In the entries below, find the lines that contain the word "układane" and copy them.
▼
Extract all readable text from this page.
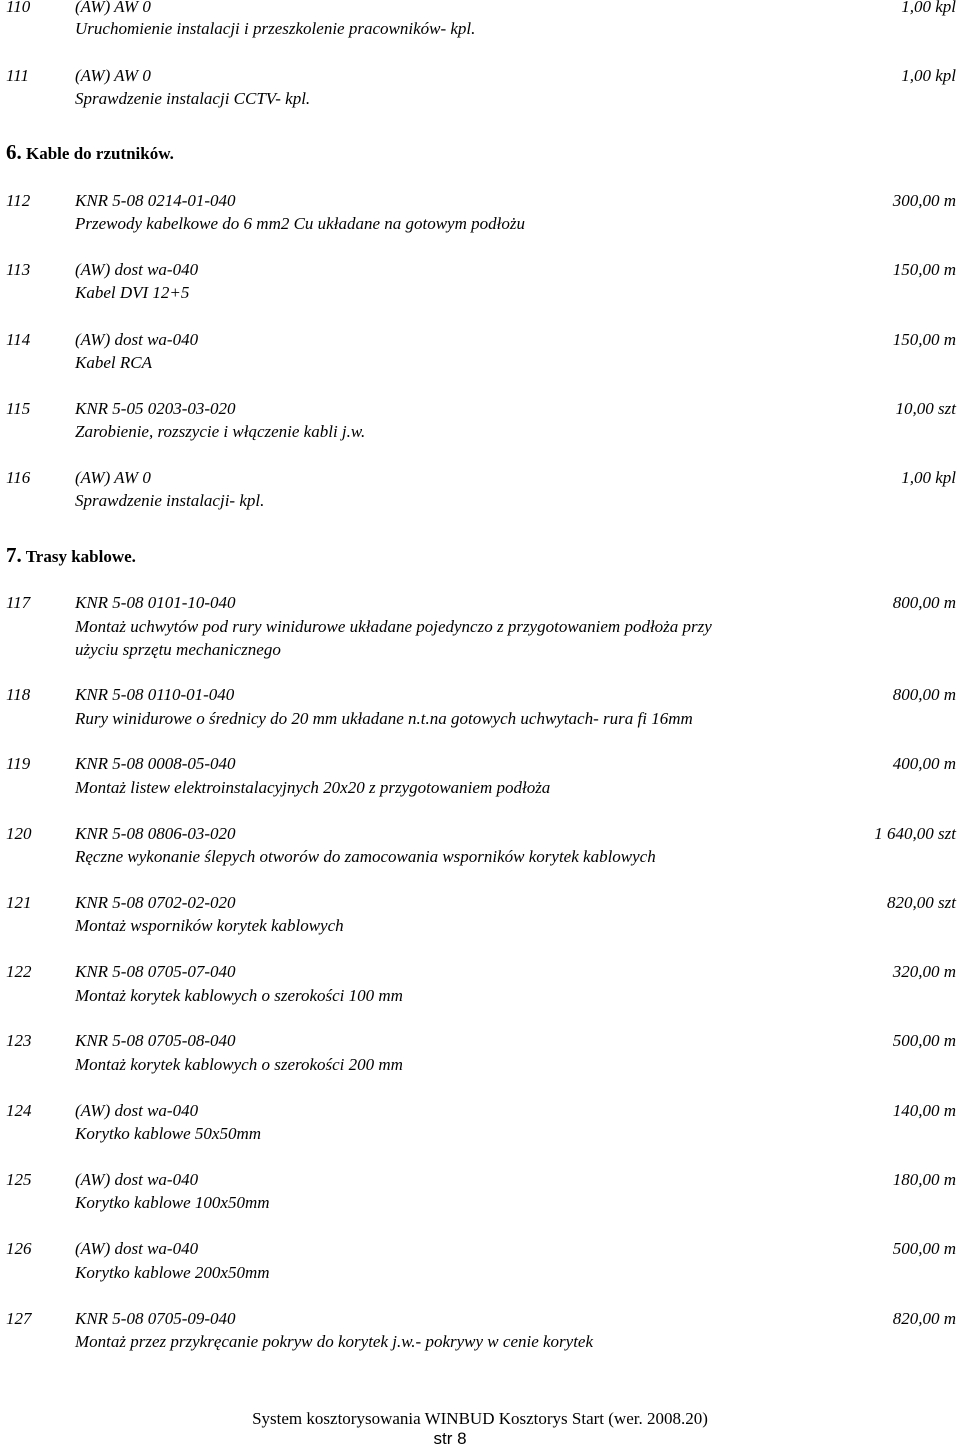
110	(AW) AW 0	1,00 kpl
Uruchomienie instalacji i przeszkolenie pracowników- kpl.
111	(AW) AW 0	1,00 kpl
Sprawdzenie instalacji CCTV- kpl.
6. Kable do rzutników.
112	KNR 5-08 0214-01-040	300,00 m
Przewody kabelkowe do 6 mm2 Cu układane na gotowym podłożu
113	(AW) dost wa-040	150,00 m
Kabel DVI 12+5
114	(AW) dost wa-040	150,00 m
Kabel RCA
115	KNR 5-05 0203-03-020	10,00 szt
Zarobienie, rozszycie i włączenie kabli j.w.
116	(AW) AW 0	1,00 kpl
Sprawdzenie instalacji- kpl.
7. Trasy kablowe.
117	KNR 5-08 0101-10-040	800,00 m
Montaż uchwytów pod rury winidurowe układane pojedynczo z przygotowaniem podłoża przy
użyciu sprzętu mechanicznego
118	KNR 5-08 0110-01-040	800,00 m
Rury winidurowe o średnicy do 20 mm układane n.t.na gotowych uchwytach- rura fi 16mm
119	KNR 5-08 0008-05-040	400,00 m
Montaż listew elektroinstalacyjnych 20x20 z przygotowaniem podłoża
120	KNR 5-08 0806-03-020	1 640,00 szt
Ręczne wykonanie ślepych otworów do zamocowania wsporników korytek kablowych
121	KNR 5-08 0702-02-020	820,00 szt
Montaż wsporników korytek kablowych
122	KNR 5-08 0705-07-040	320,00 m
Montaż korytek kablowych o szerokości 100 mm
123	KNR 5-08 0705-08-040	500,00 m
Montaż korytek kablowych o szerokości 200 mm
124	(AW) dost wa-040	140,00 m
Korytko kablowe 50x50mm
125	(AW) dost wa-040	180,00 m
Korytko kablowe 100x50mm
126	(AW) dost wa-040	500,00 m
Korytko kablowe 200x50mm
127	KNR 5-08 0705-09-040	820,00 m
Montaż przez przykręcanie pokryw do korytek j.w.- pokrywy w cenie korytek
System kosztorysowania WINBUD Kosztorys Start (wer. 2008.20)
str 8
▲
## RESULT OF THIS EXERCISE:
Przewody kabelkowe do 6 mm2 Cu układane na gotowym podłożu
Montaż uchwytów pod rury winidurowe układane pojedynczo z przygotowaniem podłoża przy
Rury winidurowe o średnicy do 20 mm układane n.t.na gotowych uchwytach- rura fi 16mm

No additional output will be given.